----- STORED ROWS -----

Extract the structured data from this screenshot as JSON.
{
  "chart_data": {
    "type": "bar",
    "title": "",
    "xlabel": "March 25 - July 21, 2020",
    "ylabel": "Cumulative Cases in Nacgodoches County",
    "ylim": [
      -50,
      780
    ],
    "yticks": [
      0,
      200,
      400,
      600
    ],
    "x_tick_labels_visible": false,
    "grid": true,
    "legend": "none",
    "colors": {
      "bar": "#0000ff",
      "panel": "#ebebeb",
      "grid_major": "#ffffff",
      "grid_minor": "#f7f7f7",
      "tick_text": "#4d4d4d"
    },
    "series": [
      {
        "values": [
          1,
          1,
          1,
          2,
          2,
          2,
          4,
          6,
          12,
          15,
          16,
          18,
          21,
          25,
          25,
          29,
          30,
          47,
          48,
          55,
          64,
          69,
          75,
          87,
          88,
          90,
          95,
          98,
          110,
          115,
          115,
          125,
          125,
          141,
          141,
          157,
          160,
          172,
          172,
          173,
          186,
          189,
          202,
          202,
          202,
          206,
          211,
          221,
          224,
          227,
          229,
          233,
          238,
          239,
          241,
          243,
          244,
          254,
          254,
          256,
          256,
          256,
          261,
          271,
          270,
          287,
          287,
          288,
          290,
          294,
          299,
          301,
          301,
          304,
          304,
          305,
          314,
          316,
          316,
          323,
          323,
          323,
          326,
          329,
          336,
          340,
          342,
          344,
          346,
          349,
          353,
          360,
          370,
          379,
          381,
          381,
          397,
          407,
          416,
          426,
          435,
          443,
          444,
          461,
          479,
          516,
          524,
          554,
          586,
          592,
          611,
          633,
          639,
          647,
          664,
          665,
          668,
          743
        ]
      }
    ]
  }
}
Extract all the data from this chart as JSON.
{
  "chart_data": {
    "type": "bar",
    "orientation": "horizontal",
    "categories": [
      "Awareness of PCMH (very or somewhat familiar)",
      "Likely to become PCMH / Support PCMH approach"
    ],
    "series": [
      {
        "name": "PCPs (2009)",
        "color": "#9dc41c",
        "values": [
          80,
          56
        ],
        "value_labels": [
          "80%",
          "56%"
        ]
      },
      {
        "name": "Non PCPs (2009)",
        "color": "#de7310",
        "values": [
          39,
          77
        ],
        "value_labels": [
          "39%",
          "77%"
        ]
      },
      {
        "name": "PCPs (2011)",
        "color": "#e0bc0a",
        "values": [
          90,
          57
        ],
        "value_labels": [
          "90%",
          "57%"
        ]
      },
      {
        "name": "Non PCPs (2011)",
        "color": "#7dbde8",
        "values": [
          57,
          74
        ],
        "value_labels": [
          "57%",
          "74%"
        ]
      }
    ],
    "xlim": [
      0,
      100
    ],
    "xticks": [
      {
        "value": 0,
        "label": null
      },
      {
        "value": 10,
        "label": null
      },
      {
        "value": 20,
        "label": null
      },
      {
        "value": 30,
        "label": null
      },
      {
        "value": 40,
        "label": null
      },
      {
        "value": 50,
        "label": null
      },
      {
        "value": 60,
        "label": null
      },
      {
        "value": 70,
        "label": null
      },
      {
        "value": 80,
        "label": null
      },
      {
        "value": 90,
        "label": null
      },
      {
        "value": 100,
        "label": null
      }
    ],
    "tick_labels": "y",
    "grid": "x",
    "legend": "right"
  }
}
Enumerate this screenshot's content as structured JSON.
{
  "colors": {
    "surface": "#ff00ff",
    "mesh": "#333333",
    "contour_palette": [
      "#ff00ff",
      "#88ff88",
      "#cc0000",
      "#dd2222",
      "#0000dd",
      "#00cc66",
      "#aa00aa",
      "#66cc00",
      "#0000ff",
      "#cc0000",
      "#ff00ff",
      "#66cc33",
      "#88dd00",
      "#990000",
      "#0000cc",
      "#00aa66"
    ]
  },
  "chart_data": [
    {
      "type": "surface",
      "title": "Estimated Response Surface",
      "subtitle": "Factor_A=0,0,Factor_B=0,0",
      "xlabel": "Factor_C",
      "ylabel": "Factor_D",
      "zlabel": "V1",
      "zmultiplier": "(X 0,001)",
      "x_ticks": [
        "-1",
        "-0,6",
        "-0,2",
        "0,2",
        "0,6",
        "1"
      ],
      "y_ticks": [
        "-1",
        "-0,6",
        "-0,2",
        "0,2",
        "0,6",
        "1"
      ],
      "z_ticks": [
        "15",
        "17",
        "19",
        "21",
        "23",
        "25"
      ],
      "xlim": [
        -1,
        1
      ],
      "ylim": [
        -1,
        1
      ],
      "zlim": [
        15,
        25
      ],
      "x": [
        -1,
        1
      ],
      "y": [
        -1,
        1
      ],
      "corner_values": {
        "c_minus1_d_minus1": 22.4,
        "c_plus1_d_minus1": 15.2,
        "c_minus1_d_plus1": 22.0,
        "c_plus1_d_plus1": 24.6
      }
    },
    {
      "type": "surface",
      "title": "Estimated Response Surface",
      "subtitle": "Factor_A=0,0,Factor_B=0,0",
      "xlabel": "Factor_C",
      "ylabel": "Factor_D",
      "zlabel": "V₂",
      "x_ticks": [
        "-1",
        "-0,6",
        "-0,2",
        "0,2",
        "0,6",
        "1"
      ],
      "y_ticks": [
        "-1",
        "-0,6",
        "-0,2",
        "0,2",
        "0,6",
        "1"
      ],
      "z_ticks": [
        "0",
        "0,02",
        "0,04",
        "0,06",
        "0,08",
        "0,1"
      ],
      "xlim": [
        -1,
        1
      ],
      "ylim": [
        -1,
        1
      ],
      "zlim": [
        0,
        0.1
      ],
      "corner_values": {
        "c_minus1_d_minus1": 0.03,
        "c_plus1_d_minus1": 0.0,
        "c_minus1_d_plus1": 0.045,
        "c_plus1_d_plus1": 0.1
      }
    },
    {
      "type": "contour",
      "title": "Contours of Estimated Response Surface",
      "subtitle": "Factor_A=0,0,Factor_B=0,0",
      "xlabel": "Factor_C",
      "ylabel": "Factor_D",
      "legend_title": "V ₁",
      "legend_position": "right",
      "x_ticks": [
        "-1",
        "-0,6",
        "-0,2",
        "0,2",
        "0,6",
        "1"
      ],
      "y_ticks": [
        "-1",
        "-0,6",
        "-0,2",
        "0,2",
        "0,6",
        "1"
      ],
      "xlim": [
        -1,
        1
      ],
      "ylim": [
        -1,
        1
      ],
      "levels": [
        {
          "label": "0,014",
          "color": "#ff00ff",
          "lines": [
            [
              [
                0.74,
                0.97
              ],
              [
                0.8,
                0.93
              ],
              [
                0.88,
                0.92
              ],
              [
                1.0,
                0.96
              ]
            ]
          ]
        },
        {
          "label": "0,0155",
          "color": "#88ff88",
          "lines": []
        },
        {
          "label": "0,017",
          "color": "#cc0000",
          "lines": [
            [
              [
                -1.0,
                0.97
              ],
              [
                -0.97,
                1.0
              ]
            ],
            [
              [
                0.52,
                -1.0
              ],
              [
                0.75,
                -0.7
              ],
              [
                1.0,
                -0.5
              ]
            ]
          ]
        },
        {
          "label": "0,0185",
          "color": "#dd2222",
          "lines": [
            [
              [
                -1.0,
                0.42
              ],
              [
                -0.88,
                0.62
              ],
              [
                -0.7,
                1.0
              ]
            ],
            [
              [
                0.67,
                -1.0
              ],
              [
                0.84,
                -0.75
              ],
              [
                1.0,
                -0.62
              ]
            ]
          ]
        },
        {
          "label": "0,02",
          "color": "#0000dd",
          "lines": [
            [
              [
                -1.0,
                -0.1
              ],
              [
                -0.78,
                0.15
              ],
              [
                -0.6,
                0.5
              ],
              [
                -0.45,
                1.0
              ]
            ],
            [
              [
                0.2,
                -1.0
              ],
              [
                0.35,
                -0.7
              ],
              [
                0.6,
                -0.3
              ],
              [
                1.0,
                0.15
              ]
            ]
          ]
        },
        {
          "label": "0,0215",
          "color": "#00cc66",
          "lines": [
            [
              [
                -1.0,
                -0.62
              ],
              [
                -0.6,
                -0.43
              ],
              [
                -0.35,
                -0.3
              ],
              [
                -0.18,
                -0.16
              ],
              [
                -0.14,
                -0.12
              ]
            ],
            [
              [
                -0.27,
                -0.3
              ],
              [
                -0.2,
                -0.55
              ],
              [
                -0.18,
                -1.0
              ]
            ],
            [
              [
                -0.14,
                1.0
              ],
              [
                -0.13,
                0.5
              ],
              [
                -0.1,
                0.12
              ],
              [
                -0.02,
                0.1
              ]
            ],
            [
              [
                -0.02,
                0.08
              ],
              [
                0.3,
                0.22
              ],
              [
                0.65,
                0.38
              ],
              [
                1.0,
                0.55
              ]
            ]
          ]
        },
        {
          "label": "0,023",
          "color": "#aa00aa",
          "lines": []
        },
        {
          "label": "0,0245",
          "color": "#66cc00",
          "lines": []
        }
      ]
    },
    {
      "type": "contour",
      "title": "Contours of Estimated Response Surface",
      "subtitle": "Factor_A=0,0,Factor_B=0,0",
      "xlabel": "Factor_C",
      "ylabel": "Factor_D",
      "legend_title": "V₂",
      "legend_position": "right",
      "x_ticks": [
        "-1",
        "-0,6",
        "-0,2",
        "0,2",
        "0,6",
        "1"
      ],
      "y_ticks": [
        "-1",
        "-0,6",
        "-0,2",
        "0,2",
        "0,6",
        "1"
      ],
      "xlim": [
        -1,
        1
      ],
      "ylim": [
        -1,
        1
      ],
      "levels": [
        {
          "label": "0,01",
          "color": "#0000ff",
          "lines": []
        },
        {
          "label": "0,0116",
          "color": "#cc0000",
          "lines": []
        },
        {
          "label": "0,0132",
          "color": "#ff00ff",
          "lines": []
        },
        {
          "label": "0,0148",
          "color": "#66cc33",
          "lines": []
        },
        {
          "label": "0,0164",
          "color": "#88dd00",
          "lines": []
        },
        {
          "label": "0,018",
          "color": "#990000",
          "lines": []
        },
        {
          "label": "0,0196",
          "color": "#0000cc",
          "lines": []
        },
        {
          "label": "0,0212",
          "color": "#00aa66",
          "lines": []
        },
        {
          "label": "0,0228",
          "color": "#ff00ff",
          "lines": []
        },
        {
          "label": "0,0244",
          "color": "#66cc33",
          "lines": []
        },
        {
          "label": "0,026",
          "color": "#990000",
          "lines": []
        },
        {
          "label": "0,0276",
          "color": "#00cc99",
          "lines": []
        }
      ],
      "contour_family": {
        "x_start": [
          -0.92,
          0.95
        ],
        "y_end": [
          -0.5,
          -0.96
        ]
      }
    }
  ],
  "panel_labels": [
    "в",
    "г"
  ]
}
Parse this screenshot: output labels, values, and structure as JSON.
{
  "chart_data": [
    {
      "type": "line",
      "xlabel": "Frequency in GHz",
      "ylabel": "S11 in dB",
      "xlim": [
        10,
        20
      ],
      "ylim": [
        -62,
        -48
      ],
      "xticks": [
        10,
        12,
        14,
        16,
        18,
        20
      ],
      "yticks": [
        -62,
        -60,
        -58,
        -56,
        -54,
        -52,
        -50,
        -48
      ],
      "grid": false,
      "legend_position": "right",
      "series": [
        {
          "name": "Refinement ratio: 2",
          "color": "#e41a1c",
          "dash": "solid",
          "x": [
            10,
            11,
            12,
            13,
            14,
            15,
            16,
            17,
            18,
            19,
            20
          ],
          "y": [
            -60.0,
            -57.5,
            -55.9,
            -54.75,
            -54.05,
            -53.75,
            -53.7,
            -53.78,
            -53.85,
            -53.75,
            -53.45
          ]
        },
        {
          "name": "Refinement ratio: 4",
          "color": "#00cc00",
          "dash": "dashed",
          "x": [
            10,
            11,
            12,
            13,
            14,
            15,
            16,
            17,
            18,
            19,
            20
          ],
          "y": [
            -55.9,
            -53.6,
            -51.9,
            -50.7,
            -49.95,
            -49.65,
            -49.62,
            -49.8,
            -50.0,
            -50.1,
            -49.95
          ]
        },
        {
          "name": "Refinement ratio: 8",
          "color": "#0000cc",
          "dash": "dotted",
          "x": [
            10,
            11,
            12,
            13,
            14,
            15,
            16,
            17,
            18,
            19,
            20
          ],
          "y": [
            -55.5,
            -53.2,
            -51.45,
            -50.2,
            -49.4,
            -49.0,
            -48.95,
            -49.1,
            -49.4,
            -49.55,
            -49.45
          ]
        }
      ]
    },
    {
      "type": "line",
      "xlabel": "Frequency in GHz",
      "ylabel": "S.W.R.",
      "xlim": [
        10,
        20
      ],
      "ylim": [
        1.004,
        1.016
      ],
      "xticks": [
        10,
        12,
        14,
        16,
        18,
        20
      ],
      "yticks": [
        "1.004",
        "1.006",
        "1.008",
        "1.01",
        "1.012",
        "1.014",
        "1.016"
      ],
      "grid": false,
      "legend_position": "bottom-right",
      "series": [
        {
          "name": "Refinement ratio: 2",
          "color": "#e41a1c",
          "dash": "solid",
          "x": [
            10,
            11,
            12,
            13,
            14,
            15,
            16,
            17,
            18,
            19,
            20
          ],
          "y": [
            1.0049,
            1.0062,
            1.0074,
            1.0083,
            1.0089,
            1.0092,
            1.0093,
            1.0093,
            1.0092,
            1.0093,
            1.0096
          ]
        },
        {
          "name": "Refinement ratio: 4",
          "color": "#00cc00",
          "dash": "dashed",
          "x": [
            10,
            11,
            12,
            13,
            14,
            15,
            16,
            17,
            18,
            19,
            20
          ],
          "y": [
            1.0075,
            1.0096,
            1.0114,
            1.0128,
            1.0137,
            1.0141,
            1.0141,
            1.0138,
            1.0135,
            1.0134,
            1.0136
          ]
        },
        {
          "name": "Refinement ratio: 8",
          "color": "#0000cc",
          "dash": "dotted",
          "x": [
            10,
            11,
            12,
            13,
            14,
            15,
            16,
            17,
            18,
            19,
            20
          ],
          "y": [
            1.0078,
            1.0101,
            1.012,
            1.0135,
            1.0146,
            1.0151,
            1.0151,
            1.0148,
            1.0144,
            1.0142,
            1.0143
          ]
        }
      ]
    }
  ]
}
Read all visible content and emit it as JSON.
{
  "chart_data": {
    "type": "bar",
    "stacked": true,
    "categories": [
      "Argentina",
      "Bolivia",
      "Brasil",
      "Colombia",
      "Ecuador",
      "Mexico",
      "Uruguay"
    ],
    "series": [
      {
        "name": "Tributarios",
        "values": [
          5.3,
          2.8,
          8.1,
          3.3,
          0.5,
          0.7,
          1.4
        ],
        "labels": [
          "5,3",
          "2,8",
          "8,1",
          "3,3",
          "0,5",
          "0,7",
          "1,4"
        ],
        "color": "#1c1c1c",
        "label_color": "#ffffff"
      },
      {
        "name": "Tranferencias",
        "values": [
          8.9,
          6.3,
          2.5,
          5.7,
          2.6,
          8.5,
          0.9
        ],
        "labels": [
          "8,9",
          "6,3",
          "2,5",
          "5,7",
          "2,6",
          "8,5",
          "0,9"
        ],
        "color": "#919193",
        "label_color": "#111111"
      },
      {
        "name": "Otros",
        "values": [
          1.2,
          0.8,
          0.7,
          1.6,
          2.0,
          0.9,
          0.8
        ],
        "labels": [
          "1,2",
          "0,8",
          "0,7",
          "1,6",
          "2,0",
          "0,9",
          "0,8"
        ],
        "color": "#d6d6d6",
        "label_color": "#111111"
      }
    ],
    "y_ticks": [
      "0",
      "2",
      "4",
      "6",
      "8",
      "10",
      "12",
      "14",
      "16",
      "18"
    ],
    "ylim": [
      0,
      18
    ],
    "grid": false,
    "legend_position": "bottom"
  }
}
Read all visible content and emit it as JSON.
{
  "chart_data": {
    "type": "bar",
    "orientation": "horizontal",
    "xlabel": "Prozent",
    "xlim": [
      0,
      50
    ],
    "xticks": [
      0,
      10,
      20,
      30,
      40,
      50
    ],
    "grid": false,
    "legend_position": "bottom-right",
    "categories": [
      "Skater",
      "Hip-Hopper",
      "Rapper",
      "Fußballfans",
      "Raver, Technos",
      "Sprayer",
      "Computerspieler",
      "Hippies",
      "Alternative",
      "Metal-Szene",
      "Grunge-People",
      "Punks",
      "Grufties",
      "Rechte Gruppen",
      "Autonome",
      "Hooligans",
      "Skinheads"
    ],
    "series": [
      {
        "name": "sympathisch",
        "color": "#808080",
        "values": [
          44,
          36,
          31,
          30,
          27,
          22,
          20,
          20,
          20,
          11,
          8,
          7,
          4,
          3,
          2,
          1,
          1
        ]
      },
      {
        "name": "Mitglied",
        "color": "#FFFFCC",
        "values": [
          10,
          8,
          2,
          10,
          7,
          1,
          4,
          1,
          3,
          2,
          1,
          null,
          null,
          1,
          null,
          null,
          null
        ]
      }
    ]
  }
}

-----

● WHAT THE EXERCISE ASKS
Gather every line from the listing above in which the word "screenshot" appears.

● FULL SOLUTION
Extract the structured data from this screenshot as JSON.
Enumerate this screenshot's content as structured JSON.
Parse this screenshot: output labels, values, and structure as JSON.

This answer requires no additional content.